What you are asked to do:
Reproduce every line of the material below word for word, leaving the pictures out of your answer.
═══ Supplied data
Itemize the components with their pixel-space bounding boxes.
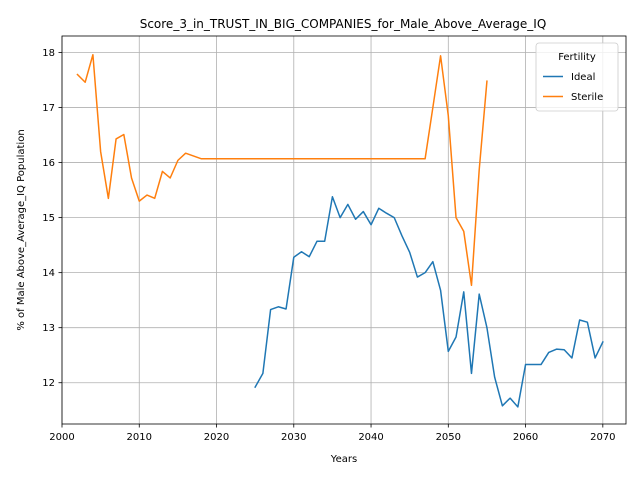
x-tick-label: 2020	[204, 432, 229, 443]
y-tick-label: 17	[42, 103, 55, 114]
x-axis-label: Years	[330, 454, 357, 465]
legend: Fertility Ideal Sterile	[535, 42, 619, 112]
y-tick-label: 12	[42, 378, 55, 389]
x-tick-label: 2030	[281, 432, 306, 443]
y-tick-label: 18	[42, 48, 55, 59]
y-axis: 12 13 14 15 16 17 18	[42, 48, 62, 389]
chart-title: Score_3_in_TRUST_IN_BIG_COMPANIES_for_Ma…	[140, 17, 547, 31]
x-tick-label: 2010	[127, 432, 152, 443]
y-axis-label: % of Male Above_Average_IQ Population	[16, 129, 27, 330]
y-tick-label: 13	[42, 323, 55, 334]
x-tick-label: 2000	[49, 432, 74, 443]
y-tick-label: 14	[42, 268, 55, 279]
y-tick-label: 16	[42, 158, 55, 169]
series-line-ideal	[254, 195, 604, 408]
x-tick-label: 2070	[590, 432, 615, 443]
y-tick-label: 15	[42, 213, 55, 224]
series-line-sterile	[76, 53, 488, 287]
legend-title: Fertility	[558, 52, 596, 63]
legend-box	[535, 42, 619, 112]
x-tick-label: 2050	[436, 432, 461, 443]
plot-frame	[61, 35, 627, 425]
x-tick-label: 2040	[358, 432, 383, 443]
x-axis: 2000 2010 2020 2030 2040 2050 2060 2070	[49, 424, 616, 443]
legend-label-ideal: Ideal	[571, 72, 595, 83]
x-tick-label: 2060	[513, 432, 538, 443]
legend-label-sterile: Sterile	[571, 92, 603, 103]
series-lines	[76, 53, 604, 408]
══════
Reply:
Itemize the components with their pixel-space bounding boxes.
x-tick-label: 2020	[204, 432, 229, 443]
y-tick-label: 17	[42, 103, 55, 114]
x-axis-label: Years	[330, 454, 357, 465]
legend: Fertility Ideal Sterile	[535, 42, 619, 112]
y-tick-label: 12	[42, 378, 55, 389]
x-tick-label: 2030	[281, 432, 306, 443]
y-tick-label: 18	[42, 48, 55, 59]
y-axis: 12 13 14 15 16 17 18	[42, 48, 62, 389]
chart-title: Score_3_in_TRUST_IN_BIG_COMPANIES_for_Ma…	[140, 17, 547, 31]
x-tick-label: 2010	[127, 432, 152, 443]
y-axis-label: % of Male Above_Average_IQ Population	[16, 129, 27, 330]
y-tick-label: 13	[42, 323, 55, 334]
x-tick-label: 2000	[49, 432, 74, 443]
y-tick-label: 14	[42, 268, 55, 279]
y-tick-label: 16	[42, 158, 55, 169]
series-line-ideal	[254, 195, 604, 408]
x-tick-label: 2070	[590, 432, 615, 443]
y-tick-label: 15	[42, 213, 55, 224]
series-line-sterile	[76, 53, 488, 287]
legend-title: Fertility	[558, 52, 596, 63]
legend-box	[535, 42, 619, 112]
x-tick-label: 2050	[436, 432, 461, 443]
plot-frame	[61, 35, 627, 425]
x-tick-label: 2040	[358, 432, 383, 443]
x-axis: 2000 2010 2020 2030 2040 2050 2060 2070	[49, 424, 616, 443]
legend-label-ideal: Ideal	[571, 72, 595, 83]
x-tick-label: 2060	[513, 432, 538, 443]
legend-label-sterile: Sterile	[571, 92, 603, 103]
series-lines	[76, 53, 604, 408]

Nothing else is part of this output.